Source data
===

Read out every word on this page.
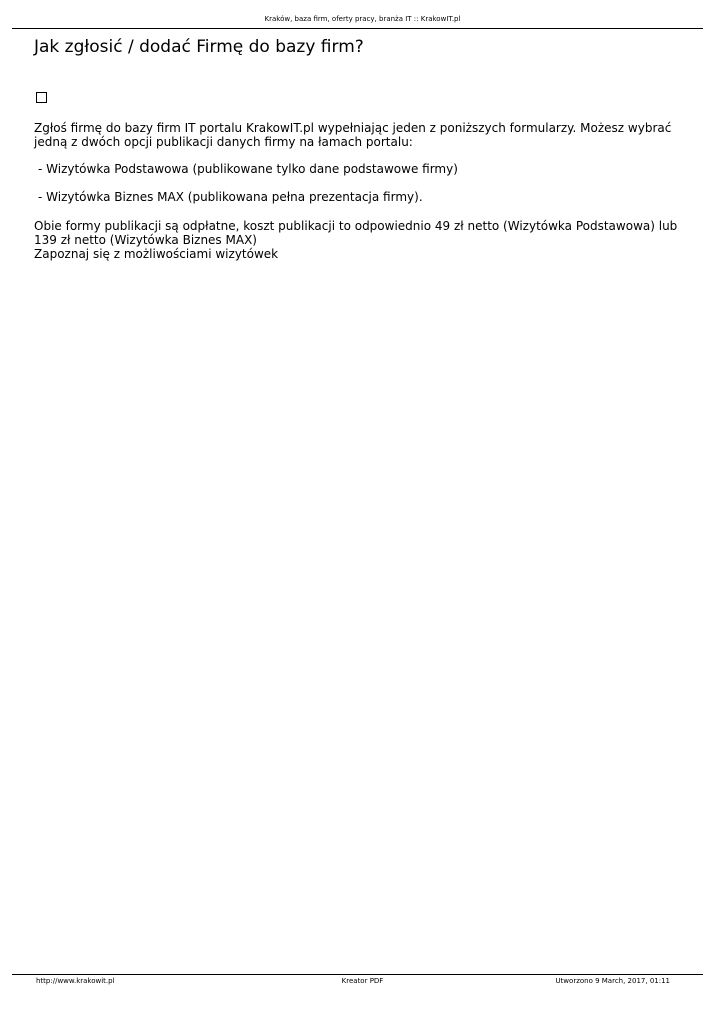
Kraków, baza firm, oferty pracy, branża IT :: KrakowIT.pl
Jak zgłosić / dodać Firmę do bazy firm?

Zgłoś firmę do bazy firm IT portalu KrakowIT.pl wypełniając jeden z poniższych formularzy. Możesz wybrać jedną z dwóch opcji publikacji danych firmy na łamach portalu:

- Wizytówka Podstawowa (publikowane tylko dane podstawowe firmy)

- Wizytówka Biznes MAX (publikowana pełna prezentacja firmy).

Obie formy publikacji są odpłatne, koszt publikacji to odpowiednio 49 zł netto (Wizytówka Podstawowa) lub 139 zł netto (Wizytówka Biznes MAX)

Zapoznaj się z możliwościami wizytówek

http://www.krakowit.pl	Kreator PDF	Utworzono 9 March, 2017, 01:11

===

What you need to do
Word for word, quote the full listing, omitting every picture.

Reply to the exercise
Read out every word on this page.
Kraków, baza firm, oferty pracy, branża IT :: KrakowIT.pl
Jak zgłosić / dodać Firmę do bazy firm?

Zgłoś firmę do bazy firm IT portalu KrakowIT.pl wypełniając jeden z poniższych formularzy. Możesz wybrać jedną z dwóch opcji publikacji danych firmy na łamach portalu:

- Wizytówka Podstawowa (publikowane tylko dane podstawowe firmy)

- Wizytówka Biznes MAX (publikowana pełna prezentacja firmy).

Obie formy publikacji są odpłatne, koszt publikacji to odpowiednio 49 zł netto (Wizytówka Podstawowa) lub 139 zł netto (Wizytówka Biznes MAX)

Zapoznaj się z możliwościami wizytówek

http://www.krakowit.pl	Kreator PDF	Utworzono 9 March, 2017, 01:11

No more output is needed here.